──────── PROVIDED PASSAGE

We couldn’t help but notice that the rest of the country was not exactly cooperating in “flattening the curve”. It didn’t take long to make the decision to remain in New York State. We live here and we felt safe with the covid policies that the state has put into place.

Now that Thanksgiving is upon us, and Christmas not far off, if you are traveling, I hope you will benefit from our experience.

If you’ve decided to stay home, these will hopefully help you the next time you venture out.

Vacationing on COVID-time is *different*.

First, have a plan, have a second plan, and be flexible in all things. We decided on a location we’d only visited for a couple hours last year – Niagara Falls, located in western New York. We would spend one week; it would be an adventure. Customarily, we would change hotels mid-week. We did not. This was a direct result of covid.

We did many things outside: Niagara Falls State Park and the Falls, Broderick Park at the Peace Bridge in Buffalo. Though I prefer indoor dining, we ate outside at restaurants, coffee shops, and ice cream shops. We also visited three monuments that we may not have seen if I wasn’t looking for outdoor things to do.

Masks. You need more than one mask. Ideally, you should have one cloth mask for each day or at least two: one to wear, one to wash (and hang to dry).

Hand Sanitizer. Though you’ll find more hand sanitizer than you can ever imagine everywhere, a travel bottle of hand sanitizer is a must.

────────────────
──────── EXTRACTED MATERIAL

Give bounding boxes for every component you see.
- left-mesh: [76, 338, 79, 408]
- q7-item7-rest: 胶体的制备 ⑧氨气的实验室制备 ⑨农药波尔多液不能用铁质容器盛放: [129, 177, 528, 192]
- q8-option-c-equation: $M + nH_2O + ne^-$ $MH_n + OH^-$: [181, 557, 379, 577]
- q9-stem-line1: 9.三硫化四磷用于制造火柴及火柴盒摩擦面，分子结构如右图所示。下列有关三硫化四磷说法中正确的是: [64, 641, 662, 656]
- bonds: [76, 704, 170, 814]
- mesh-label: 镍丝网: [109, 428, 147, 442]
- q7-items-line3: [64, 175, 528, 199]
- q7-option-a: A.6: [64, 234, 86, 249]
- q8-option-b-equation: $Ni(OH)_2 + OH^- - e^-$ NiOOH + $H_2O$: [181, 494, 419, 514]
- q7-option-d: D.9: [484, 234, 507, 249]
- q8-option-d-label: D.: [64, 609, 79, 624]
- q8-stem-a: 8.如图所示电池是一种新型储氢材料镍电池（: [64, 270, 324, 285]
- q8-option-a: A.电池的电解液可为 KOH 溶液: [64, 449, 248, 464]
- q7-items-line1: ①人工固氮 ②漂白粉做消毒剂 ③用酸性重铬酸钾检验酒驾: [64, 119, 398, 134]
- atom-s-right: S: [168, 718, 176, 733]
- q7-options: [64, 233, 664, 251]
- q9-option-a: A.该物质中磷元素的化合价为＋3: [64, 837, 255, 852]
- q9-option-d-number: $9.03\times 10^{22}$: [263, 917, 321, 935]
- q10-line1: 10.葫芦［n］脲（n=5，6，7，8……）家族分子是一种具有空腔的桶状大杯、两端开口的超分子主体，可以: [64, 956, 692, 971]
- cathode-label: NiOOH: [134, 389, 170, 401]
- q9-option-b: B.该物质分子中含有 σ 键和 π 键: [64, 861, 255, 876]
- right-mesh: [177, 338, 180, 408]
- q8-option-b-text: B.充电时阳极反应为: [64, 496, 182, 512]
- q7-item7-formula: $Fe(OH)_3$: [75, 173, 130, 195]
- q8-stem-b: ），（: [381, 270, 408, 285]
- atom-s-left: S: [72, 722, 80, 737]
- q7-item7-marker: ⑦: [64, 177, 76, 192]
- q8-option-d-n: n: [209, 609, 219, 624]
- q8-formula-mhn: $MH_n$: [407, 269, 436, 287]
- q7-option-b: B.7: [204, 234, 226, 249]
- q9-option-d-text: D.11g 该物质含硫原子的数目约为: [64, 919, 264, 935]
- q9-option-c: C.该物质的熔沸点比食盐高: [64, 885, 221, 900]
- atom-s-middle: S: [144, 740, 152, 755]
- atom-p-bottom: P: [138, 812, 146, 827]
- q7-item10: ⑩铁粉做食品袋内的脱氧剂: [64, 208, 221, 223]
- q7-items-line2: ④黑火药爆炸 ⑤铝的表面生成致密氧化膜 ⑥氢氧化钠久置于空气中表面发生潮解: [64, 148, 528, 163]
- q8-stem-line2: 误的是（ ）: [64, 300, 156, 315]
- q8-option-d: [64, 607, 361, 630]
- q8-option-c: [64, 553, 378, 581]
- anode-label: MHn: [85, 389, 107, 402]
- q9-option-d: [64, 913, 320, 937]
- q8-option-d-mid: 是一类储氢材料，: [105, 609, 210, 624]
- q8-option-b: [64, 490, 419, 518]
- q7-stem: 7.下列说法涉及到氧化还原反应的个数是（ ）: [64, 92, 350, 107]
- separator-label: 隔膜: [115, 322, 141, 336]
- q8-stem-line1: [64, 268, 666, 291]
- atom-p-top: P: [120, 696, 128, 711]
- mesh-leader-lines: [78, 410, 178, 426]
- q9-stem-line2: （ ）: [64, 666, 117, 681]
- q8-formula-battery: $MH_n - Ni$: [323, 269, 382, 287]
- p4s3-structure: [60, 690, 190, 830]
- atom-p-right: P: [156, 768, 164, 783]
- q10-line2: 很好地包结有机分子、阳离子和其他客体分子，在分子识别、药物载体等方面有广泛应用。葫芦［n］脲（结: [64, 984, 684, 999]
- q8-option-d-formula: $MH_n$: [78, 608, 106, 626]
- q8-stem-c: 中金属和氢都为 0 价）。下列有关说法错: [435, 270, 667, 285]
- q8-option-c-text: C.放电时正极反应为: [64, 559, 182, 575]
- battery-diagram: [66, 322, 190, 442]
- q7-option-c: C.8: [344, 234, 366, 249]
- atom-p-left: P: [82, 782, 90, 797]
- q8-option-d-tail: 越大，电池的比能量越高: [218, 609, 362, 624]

────────────────

Continue the text about vacationing in New York during COVID, starting after its tip on hand sanitizer.

Hotels. I was very happy with our hotel. The prices did not seem to be any higher than a regular end of summer week. However, several amenities were not available or drastically changed. The pool and fitness center were closed, but vending machines and ice machines were available. I think they suspended the airport shuttle. We were required to wear masks in the public areas, hallways, elevators, and walking through the lobby. There were hand sanitizer stands next to every elevator on all the floors to use prior to pressing the elevator buttons.

The included free breakfast was a menu to choose items from, and then bring to your room, microwave, and eat there. It usually included a muffin, a fruit, water, milk, or juice, breakfast sandwich, yogurt, and other related items. There was no housekeeping unless you requested it. We did not. We chose to ask for necessary items at the front desk. These included new towels, shampoo, cups, toilet paper. They were extraordinarily nice and very accommodating. Considering the circumstances, I thought they did an excellent job.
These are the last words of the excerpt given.